— Start WORKING DATA —

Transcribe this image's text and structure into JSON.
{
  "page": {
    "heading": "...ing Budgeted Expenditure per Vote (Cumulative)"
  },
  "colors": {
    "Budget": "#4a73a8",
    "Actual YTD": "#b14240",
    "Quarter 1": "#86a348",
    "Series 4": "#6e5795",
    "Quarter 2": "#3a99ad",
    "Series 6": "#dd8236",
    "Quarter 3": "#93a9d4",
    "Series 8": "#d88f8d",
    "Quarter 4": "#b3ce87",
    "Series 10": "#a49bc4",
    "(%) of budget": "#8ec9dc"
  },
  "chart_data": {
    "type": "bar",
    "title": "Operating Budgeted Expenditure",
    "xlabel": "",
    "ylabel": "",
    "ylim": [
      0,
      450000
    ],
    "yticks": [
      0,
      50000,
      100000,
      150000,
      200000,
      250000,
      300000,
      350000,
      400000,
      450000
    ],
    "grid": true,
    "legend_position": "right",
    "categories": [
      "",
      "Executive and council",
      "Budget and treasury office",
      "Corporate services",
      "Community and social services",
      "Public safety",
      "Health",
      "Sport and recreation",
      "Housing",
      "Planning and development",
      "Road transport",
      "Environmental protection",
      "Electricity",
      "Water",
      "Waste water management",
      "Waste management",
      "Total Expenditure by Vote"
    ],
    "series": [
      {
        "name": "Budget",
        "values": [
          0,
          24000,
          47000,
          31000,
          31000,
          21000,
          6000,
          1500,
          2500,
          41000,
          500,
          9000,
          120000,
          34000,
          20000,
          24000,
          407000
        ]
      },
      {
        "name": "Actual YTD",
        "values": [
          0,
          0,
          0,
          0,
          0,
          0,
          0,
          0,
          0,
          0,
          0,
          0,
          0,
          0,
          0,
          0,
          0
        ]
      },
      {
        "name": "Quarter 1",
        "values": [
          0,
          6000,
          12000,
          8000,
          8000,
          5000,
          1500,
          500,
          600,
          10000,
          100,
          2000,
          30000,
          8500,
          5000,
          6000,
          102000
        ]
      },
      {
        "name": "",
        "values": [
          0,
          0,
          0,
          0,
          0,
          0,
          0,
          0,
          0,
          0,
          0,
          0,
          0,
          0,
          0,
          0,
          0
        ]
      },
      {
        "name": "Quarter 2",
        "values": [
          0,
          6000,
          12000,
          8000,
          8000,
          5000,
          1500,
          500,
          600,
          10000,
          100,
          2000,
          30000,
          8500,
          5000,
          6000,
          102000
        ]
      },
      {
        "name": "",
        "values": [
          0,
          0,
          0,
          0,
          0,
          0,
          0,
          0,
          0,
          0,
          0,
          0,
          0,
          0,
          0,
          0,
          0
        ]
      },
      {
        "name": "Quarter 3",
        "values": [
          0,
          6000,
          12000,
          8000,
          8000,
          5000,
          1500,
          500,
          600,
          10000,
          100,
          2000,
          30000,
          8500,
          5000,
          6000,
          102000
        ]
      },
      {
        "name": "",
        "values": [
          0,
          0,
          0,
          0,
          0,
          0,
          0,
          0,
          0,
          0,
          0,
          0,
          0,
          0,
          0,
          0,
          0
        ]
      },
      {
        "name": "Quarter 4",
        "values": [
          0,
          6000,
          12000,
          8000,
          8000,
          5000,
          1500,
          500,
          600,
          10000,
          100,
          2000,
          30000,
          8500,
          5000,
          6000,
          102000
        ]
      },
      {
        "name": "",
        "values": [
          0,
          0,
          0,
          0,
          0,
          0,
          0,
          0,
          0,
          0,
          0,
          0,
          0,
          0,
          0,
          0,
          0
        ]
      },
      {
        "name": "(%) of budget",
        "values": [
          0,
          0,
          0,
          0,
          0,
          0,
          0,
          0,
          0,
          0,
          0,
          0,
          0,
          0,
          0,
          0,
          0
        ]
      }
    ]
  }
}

— End WORKING DATA —

EXERCISE INSTRUCTIONS
Please output the entire listing exactly as it stands.

RESULT FOR THIS TASK
Transcribe this image's text and structure into JSON.
{
  "page": {
    "heading": "...ing Budgeted Expenditure per Vote (Cumulative)"
  },
  "colors": {
    "Budget": "#4a73a8",
    "Actual YTD": "#b14240",
    "Quarter 1": "#86a348",
    "Series 4": "#6e5795",
    "Quarter 2": "#3a99ad",
    "Series 6": "#dd8236",
    "Quarter 3": "#93a9d4",
    "Series 8": "#d88f8d",
    "Quarter 4": "#b3ce87",
    "Series 10": "#a49bc4",
    "(%) of budget": "#8ec9dc"
  },
  "chart_data": {
    "type": "bar",
    "title": "Operating Budgeted Expenditure",
    "xlabel": "",
    "ylabel": "",
    "ylim": [
      0,
      450000
    ],
    "yticks": [
      0,
      50000,
      100000,
      150000,
      200000,
      250000,
      300000,
      350000,
      400000,
      450000
    ],
    "grid": true,
    "legend_position": "right",
    "categories": [
      "",
      "Executive and council",
      "Budget and treasury office",
      "Corporate services",
      "Community and social services",
      "Public safety",
      "Health",
      "Sport and recreation",
      "Housing",
      "Planning and development",
      "Road transport",
      "Environmental protection",
      "Electricity",
      "Water",
      "Waste water management",
      "Waste management",
      "Total Expenditure by Vote"
    ],
    "series": [
      {
        "name": "Budget",
        "values": [
          0,
          24000,
          47000,
          31000,
          31000,
          21000,
          6000,
          1500,
          2500,
          41000,
          500,
          9000,
          120000,
          34000,
          20000,
          24000,
          407000
        ]
      },
      {
        "name": "Actual YTD",
        "values": [
          0,
          0,
          0,
          0,
          0,
          0,
          0,
          0,
          0,
          0,
          0,
          0,
          0,
          0,
          0,
          0,
          0
        ]
      },
      {
        "name": "Quarter 1",
        "values": [
          0,
          6000,
          12000,
          8000,
          8000,
          5000,
          1500,
          500,
          600,
          10000,
          100,
          2000,
          30000,
          8500,
          5000,
          6000,
          102000
        ]
      },
      {
        "name": "",
        "values": [
          0,
          0,
          0,
          0,
          0,
          0,
          0,
          0,
          0,
          0,
          0,
          0,
          0,
          0,
          0,
          0,
          0
        ]
      },
      {
        "name": "Quarter 2",
        "values": [
          0,
          6000,
          12000,
          8000,
          8000,
          5000,
          1500,
          500,
          600,
          10000,
          100,
          2000,
          30000,
          8500,
          5000,
          6000,
          102000
        ]
      },
      {
        "name": "",
        "values": [
          0,
          0,
          0,
          0,
          0,
          0,
          0,
          0,
          0,
          0,
          0,
          0,
          0,
          0,
          0,
          0,
          0
        ]
      },
      {
        "name": "Quarter 3",
        "values": [
          0,
          6000,
          12000,
          8000,
          8000,
          5000,
          1500,
          500,
          600,
          10000,
          100,
          2000,
          30000,
          8500,
          5000,
          6000,
          102000
        ]
      },
      {
        "name": "",
        "values": [
          0,
          0,
          0,
          0,
          0,
          0,
          0,
          0,
          0,
          0,
          0,
          0,
          0,
          0,
          0,
          0,
          0
        ]
      },
      {
        "name": "Quarter 4",
        "values": [
          0,
          6000,
          12000,
          8000,
          8000,
          5000,
          1500,
          500,
          600,
          10000,
          100,
          2000,
          30000,
          8500,
          5000,
          6000,
          102000
        ]
      },
      {
        "name": "",
        "values": [
          0,
          0,
          0,
          0,
          0,
          0,
          0,
          0,
          0,
          0,
          0,
          0,
          0,
          0,
          0,
          0,
          0
        ]
      },
      {
        "name": "(%) of budget",
        "values": [
          0,
          0,
          0,
          0,
          0,
          0,
          0,
          0,
          0,
          0,
          0,
          0,
          0,
          0,
          0,
          0,
          0
        ]
      }
    ]
  }
}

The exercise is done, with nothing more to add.